— Available records —

+ + + + + + +

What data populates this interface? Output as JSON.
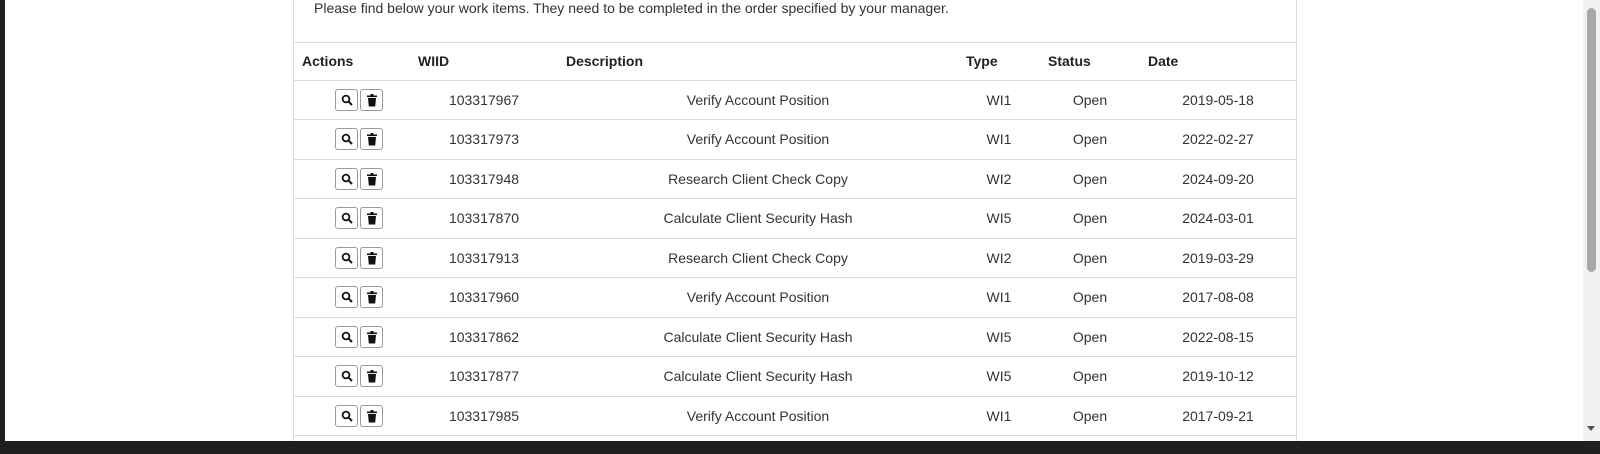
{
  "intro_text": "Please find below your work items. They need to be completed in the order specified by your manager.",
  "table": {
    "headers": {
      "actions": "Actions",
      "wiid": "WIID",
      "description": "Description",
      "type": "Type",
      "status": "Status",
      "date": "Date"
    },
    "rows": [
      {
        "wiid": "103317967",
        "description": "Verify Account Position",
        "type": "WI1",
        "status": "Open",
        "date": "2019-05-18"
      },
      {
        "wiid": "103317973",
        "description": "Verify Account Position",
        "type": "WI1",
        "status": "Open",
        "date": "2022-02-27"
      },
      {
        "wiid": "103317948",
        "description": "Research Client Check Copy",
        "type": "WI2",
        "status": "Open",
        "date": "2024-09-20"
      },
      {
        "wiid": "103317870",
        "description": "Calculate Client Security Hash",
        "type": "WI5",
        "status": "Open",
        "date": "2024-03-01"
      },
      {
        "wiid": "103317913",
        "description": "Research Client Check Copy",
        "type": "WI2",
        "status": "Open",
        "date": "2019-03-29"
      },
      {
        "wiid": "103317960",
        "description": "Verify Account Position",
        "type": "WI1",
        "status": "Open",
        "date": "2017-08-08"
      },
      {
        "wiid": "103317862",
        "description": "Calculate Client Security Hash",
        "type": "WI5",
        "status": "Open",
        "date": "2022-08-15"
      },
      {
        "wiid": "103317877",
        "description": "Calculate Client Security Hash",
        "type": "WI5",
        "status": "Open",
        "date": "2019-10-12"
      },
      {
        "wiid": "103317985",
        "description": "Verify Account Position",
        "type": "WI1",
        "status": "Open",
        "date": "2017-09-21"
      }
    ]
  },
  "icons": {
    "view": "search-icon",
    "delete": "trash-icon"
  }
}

+ + + + + + +

— Given request —
Copy all the lines above that hold the string "date".

— Correct result —
      "date": "Date"
        "date": "2019-05-18"
        "date": "2022-02-27"
        "date": "2024-09-20"
        "date": "2024-03-01"
        "date": "2019-03-29"
        "date": "2017-08-08"
        "date": "2022-08-15"
        "date": "2019-10-12"
        "date": "2017-09-21"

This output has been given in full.